What to work on:
Reproduce every row below with "bounding boxes" substituted by "box coordinates" and everything else left unchanged. Leave the pictures out of your copy.

Layout element entries
• • • •

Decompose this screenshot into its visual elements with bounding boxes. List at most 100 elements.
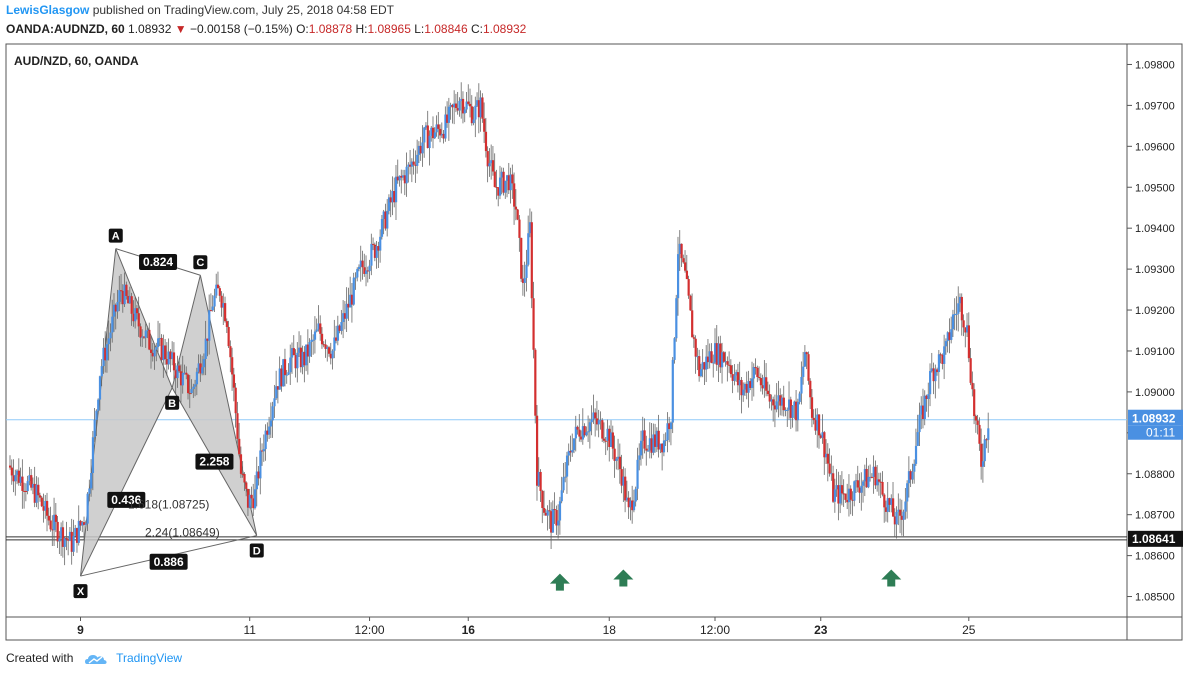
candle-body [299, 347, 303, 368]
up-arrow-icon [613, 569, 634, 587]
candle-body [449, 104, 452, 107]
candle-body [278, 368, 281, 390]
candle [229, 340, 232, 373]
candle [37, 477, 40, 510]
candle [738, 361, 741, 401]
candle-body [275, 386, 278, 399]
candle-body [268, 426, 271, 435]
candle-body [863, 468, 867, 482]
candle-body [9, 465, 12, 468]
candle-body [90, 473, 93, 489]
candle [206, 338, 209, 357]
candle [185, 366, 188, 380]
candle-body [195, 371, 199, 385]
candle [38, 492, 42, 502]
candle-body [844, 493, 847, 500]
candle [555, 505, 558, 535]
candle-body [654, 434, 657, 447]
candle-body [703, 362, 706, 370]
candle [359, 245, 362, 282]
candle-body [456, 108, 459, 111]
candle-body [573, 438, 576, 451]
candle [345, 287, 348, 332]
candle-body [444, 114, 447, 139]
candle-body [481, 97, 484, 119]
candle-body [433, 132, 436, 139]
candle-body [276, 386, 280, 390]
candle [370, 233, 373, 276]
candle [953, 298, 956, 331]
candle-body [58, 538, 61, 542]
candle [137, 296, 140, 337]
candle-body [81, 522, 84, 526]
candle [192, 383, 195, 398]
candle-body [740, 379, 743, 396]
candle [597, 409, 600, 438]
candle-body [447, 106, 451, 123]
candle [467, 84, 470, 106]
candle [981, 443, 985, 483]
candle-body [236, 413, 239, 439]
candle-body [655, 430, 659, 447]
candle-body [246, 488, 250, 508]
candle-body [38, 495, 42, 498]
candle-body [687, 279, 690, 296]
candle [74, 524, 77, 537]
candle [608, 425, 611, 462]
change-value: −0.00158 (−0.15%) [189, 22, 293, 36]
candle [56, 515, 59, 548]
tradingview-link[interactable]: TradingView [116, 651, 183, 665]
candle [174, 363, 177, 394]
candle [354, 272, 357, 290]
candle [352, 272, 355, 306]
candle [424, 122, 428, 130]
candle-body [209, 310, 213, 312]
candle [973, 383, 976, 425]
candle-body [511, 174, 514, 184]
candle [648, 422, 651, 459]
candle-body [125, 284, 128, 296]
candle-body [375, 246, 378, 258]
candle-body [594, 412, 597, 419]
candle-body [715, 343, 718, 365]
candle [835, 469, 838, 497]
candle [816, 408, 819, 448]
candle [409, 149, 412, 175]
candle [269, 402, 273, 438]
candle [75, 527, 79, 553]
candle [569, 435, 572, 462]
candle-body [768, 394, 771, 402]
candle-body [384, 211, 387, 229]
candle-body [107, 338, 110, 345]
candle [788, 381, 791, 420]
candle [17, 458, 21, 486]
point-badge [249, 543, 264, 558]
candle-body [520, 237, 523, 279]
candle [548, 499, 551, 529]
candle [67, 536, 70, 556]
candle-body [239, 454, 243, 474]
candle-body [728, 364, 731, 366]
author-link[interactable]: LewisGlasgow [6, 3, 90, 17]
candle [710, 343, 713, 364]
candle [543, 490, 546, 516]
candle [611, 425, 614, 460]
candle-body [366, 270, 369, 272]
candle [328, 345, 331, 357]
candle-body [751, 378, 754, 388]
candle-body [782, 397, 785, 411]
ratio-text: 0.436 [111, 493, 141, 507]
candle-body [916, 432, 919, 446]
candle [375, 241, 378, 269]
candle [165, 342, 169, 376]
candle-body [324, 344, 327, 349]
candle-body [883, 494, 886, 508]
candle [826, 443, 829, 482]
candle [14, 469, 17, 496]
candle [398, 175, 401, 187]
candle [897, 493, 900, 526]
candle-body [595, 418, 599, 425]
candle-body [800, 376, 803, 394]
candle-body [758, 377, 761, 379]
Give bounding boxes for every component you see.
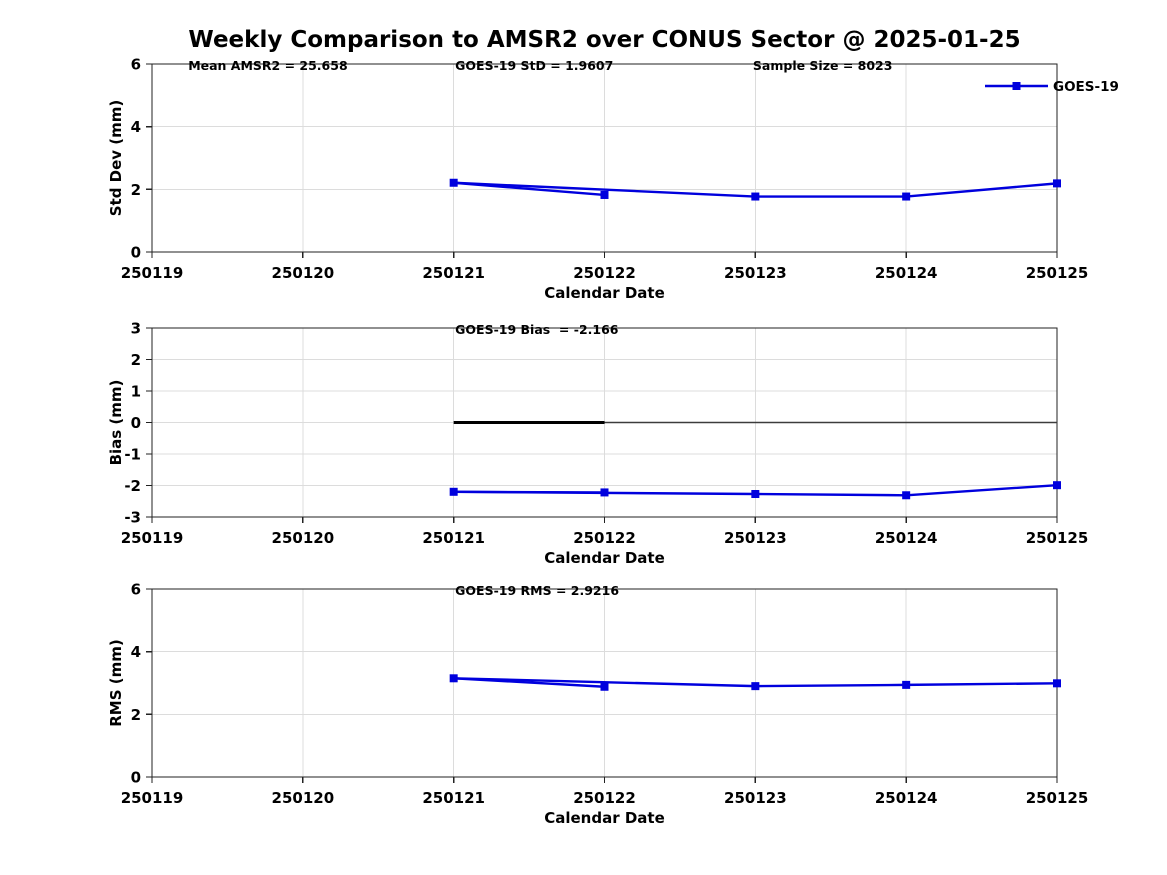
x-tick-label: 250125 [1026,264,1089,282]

• • • •

Answer in full:
Decompose this screenshot into its visual elements with box coordinates. List at most 100 elements.
candle-body [299, 347, 303, 368]
up-arrow-icon [613, 569, 634, 587]
candle-body [449, 104, 452, 107]
candle-body [278, 368, 281, 390]
candle [229, 340, 232, 373]
candle [37, 477, 40, 510]
candle [738, 361, 741, 401]
candle-body [275, 386, 278, 399]
candle-body [268, 426, 271, 435]
candle-body [863, 468, 867, 482]
candle-body [9, 465, 12, 468]
candle-body [90, 473, 93, 489]
candle [206, 338, 209, 357]
candle [185, 366, 188, 380]
candle-body [195, 371, 199, 385]
candle [38, 492, 42, 502]
candle-body [844, 493, 847, 500]
candle [555, 505, 558, 535]
candle-body [654, 434, 657, 447]
candle-body [703, 362, 706, 370]
candle [359, 245, 362, 282]
candle-body [456, 108, 459, 111]
candle-body [573, 438, 576, 451]
candle [345, 287, 348, 332]
candle-body [444, 114, 447, 139]
candle-body [481, 97, 484, 119]
candle-body [433, 132, 436, 139]
candle-body [276, 386, 280, 390]
candle [370, 233, 373, 276]
candle [953, 298, 956, 331]
candle-body [58, 538, 61, 542]
candle [137, 296, 140, 337]
candle-body [81, 522, 84, 526]
candle [192, 383, 195, 398]
candle-body [740, 379, 743, 396]
candle [597, 409, 600, 438]
candle-body [447, 106, 451, 123]
candle [467, 84, 470, 106]
candle [981, 443, 985, 483]
candle-body [236, 413, 239, 439]
candle-body [655, 430, 659, 447]
candle-body [246, 488, 250, 508]
candle-body [38, 495, 42, 498]
candle-body [687, 279, 690, 296]
candle [74, 524, 77, 537]
candle [608, 425, 611, 462]
change-value: −0.00158 (−0.15%) [189, 22, 293, 36]
candle [56, 515, 59, 548]
tradingview-link[interactable]: TradingView [116, 651, 183, 665]
candle [174, 363, 177, 394]
candle [354, 272, 357, 290]
candle [352, 272, 355, 306]
candle [424, 122, 428, 130]
candle-body [209, 310, 213, 312]
candle [973, 383, 976, 425]
candle-body [511, 174, 514, 184]
candle [648, 422, 651, 459]
candle-body [125, 284, 128, 296]
candle-body [375, 246, 378, 258]
candle-body [594, 412, 597, 419]
candle-body [715, 343, 718, 365]
candle [835, 469, 838, 497]
candle [816, 408, 819, 448]
candle [409, 149, 412, 175]
candle [269, 402, 273, 438]
candle [75, 527, 79, 553]
candle [569, 435, 572, 462]
candle-body [768, 394, 771, 402]
candle-body [384, 211, 387, 229]
candle-body [107, 338, 110, 345]
candle [788, 381, 791, 420]
candle [17, 458, 21, 486]
point-badge [249, 543, 264, 558]
candle-body [520, 237, 523, 279]
candle [548, 499, 551, 529]
candle [67, 536, 70, 556]
candle-body [239, 454, 243, 474]
candle-body [728, 364, 731, 366]
author-link[interactable]: LewisGlasgow [6, 3, 90, 17]
candle [710, 343, 713, 364]
candle [543, 490, 546, 516]
candle [611, 425, 614, 460]
candle-body [366, 270, 369, 272]
candle [328, 345, 331, 357]
candle-body [751, 378, 754, 388]
candle-body [782, 397, 785, 411]
ratio-text: 0.436 [111, 493, 141, 507]
candle-body [916, 432, 919, 446]
candle [375, 241, 378, 269]
candle [165, 342, 169, 376]
candle-body [324, 344, 327, 349]
candle-body [883, 494, 886, 508]
candle [826, 443, 829, 482]
candle [14, 469, 17, 496]
candle [398, 175, 401, 187]
candle [897, 493, 900, 526]
candle-body [595, 418, 599, 425]
candle-body [800, 376, 803, 394]
candle-body [758, 377, 761, 379]
Give box coordinates for every component you see.
x-tick-label: 250125 [1026,264,1089,282]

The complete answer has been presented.